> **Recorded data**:
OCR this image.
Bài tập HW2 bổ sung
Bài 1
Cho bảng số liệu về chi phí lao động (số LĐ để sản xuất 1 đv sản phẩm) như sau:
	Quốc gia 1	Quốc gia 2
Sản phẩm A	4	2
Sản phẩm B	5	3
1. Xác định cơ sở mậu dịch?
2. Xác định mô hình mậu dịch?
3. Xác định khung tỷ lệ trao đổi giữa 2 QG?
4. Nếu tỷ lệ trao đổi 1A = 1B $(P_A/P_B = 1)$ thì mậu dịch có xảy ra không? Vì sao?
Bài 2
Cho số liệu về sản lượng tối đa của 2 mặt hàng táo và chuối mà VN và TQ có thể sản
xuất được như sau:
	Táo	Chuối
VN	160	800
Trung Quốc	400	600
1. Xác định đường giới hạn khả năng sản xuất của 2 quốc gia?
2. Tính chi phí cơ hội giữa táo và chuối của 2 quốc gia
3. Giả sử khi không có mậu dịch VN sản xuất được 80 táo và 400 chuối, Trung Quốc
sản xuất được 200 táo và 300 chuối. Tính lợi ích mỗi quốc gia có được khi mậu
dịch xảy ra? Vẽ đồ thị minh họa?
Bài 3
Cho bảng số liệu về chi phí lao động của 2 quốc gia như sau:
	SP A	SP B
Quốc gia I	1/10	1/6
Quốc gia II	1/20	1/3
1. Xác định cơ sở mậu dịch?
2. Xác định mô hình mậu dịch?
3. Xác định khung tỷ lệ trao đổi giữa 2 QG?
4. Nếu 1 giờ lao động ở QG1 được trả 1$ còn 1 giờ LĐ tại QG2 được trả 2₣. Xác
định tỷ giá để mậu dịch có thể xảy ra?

> **THE REQUEST**: Please set down each line of the records exactly as given.

> **RESULT**:
OCR this image.
Bài tập HW2 bổ sung
Bài 1
Cho bảng số liệu về chi phí lao động (số LĐ để sản xuất 1 đv sản phẩm) như sau:
	Quốc gia 1	Quốc gia 2
Sản phẩm A	4	2
Sản phẩm B	5	3
1. Xác định cơ sở mậu dịch?
2. Xác định mô hình mậu dịch?
3. Xác định khung tỷ lệ trao đổi giữa 2 QG?
4. Nếu tỷ lệ trao đổi 1A = 1B $(P_A/P_B = 1)$ thì mậu dịch có xảy ra không? Vì sao?
Bài 2
Cho số liệu về sản lượng tối đa của 2 mặt hàng táo và chuối mà VN và TQ có thể sản
xuất được như sau:
	Táo	Chuối
VN	160	800
Trung Quốc	400	600
1. Xác định đường giới hạn khả năng sản xuất của 2 quốc gia?
2. Tính chi phí cơ hội giữa táo và chuối của 2 quốc gia
3. Giả sử khi không có mậu dịch VN sản xuất được 80 táo và 400 chuối, Trung Quốc
sản xuất được 200 táo và 300 chuối. Tính lợi ích mỗi quốc gia có được khi mậu
dịch xảy ra? Vẽ đồ thị minh họa?
Bài 3
Cho bảng số liệu về chi phí lao động của 2 quốc gia như sau:
	SP A	SP B
Quốc gia I	1/10	1/6
Quốc gia II	1/20	1/3
1. Xác định cơ sở mậu dịch?
2. Xác định mô hình mậu dịch?
3. Xác định khung tỷ lệ trao đổi giữa 2 QG?
4. Nếu 1 giờ lao động ở QG1 được trả 1$ còn 1 giờ LĐ tại QG2 được trả 2₣. Xác
định tỷ giá để mậu dịch có thể xảy ra?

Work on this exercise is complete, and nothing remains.